§ **Goal**
Find the lines with the string "long" and return them.

━━━━━ The records

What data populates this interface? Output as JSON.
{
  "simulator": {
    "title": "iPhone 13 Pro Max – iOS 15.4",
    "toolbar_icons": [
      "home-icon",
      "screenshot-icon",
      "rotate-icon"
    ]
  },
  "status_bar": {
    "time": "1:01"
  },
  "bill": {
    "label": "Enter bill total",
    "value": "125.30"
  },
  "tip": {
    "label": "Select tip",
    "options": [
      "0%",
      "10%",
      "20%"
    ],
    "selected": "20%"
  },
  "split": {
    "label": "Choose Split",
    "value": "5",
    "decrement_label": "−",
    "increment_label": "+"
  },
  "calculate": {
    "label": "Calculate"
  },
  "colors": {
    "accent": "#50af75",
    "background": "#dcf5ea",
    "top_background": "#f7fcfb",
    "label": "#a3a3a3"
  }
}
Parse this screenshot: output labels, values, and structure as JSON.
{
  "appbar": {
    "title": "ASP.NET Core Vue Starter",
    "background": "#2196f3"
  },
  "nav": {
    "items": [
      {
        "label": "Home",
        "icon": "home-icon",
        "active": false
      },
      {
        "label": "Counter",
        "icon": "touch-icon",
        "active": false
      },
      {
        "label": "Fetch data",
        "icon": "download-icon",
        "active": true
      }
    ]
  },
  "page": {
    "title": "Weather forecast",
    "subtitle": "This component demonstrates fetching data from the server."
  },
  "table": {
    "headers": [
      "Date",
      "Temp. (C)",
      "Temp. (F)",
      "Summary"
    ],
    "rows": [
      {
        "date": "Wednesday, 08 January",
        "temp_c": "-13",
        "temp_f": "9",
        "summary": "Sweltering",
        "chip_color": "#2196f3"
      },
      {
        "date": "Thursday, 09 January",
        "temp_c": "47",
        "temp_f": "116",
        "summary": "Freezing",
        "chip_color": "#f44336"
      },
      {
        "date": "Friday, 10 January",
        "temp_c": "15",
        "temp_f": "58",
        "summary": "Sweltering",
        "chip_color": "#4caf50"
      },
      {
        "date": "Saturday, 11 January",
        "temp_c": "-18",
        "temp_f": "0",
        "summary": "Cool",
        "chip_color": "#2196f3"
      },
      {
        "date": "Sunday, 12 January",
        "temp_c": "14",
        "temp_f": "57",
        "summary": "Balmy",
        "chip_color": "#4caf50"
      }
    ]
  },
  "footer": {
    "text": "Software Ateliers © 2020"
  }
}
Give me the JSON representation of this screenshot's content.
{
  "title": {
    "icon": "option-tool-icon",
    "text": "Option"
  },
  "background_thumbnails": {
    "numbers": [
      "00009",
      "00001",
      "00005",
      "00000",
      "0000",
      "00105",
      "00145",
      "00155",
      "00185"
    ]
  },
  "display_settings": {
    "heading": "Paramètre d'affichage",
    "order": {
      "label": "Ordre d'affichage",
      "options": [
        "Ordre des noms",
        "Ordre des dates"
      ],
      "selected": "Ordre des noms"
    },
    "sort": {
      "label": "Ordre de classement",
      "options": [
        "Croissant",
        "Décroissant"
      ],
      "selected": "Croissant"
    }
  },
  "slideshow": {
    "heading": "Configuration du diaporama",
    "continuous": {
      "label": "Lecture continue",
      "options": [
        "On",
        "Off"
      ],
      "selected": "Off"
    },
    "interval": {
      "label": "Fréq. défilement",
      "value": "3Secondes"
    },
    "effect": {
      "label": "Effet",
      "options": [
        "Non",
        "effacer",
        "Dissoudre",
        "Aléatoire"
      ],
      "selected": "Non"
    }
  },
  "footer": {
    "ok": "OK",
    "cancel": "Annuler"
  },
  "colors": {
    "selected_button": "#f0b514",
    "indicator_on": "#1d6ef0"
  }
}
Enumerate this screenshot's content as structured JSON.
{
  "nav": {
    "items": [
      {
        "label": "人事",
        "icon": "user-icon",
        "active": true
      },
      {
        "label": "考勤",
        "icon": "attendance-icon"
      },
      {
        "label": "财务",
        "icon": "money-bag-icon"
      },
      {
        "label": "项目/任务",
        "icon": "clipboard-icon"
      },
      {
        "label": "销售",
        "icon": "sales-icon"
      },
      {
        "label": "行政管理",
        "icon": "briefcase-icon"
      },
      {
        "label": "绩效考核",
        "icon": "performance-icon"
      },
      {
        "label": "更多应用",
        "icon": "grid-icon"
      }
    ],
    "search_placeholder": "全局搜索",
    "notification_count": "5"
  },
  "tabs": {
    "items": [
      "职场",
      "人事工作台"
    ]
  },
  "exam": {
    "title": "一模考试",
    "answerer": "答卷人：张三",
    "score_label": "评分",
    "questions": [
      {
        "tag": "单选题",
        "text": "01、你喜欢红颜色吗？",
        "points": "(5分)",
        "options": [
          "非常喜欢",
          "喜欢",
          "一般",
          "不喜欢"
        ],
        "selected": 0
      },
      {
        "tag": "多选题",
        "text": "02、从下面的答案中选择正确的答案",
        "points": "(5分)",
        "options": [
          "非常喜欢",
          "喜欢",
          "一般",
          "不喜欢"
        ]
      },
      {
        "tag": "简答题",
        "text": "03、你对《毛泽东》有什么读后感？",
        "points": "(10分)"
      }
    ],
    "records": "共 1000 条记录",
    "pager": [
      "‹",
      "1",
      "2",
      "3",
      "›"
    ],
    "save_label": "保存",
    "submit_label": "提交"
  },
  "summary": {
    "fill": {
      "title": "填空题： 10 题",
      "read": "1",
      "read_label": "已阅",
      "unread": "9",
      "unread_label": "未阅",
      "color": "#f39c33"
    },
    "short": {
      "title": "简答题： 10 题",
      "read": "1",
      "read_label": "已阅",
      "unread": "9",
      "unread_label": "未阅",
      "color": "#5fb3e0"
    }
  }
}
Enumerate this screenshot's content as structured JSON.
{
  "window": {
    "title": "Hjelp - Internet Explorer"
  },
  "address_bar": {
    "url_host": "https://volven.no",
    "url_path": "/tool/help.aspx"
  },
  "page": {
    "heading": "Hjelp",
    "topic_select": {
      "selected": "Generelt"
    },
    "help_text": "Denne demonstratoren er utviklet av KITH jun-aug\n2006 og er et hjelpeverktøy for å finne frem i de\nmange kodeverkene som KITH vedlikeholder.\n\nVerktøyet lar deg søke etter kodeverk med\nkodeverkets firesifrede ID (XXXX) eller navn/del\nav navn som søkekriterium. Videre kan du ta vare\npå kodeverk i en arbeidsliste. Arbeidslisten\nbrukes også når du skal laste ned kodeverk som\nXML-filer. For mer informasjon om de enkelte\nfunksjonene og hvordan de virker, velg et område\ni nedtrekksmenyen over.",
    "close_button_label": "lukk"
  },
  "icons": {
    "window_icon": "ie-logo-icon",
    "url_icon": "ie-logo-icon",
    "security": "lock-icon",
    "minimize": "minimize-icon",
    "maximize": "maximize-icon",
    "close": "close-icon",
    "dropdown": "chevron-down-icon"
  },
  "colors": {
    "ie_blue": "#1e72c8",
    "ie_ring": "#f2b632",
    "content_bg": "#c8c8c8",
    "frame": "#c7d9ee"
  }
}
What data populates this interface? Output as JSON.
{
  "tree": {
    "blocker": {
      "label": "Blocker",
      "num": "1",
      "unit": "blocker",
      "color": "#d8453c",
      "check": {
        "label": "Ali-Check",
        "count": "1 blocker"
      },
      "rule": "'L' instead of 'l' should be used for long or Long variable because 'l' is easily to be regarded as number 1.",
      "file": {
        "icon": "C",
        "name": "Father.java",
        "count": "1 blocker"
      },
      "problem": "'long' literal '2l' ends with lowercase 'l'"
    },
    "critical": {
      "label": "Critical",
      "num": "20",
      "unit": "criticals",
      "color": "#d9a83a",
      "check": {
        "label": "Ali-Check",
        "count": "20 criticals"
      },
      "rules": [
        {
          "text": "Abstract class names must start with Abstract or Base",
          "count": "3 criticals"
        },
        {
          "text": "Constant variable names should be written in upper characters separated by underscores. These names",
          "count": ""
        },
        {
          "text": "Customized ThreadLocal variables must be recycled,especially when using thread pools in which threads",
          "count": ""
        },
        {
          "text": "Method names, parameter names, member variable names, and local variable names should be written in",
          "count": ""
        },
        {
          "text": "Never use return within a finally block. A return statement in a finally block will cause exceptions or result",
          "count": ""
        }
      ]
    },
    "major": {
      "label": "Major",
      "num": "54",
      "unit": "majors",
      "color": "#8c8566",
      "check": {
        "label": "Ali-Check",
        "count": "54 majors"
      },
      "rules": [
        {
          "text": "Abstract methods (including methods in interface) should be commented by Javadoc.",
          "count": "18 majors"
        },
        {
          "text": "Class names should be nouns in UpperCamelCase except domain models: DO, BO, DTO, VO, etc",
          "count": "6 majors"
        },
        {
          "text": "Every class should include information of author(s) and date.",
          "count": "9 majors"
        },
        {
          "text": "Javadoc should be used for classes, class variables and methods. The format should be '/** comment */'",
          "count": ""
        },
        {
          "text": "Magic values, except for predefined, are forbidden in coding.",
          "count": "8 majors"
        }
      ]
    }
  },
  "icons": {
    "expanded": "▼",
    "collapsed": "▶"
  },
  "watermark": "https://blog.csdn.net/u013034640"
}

━━━━━━━━━━

§ **Solution**
      "rule": "'L' instead of 'l' should be used for long or Long variable because 'l' is easily to be regarded as number 1.",
      "problem": "'long' literal '2l' ends with lowercase 'l'"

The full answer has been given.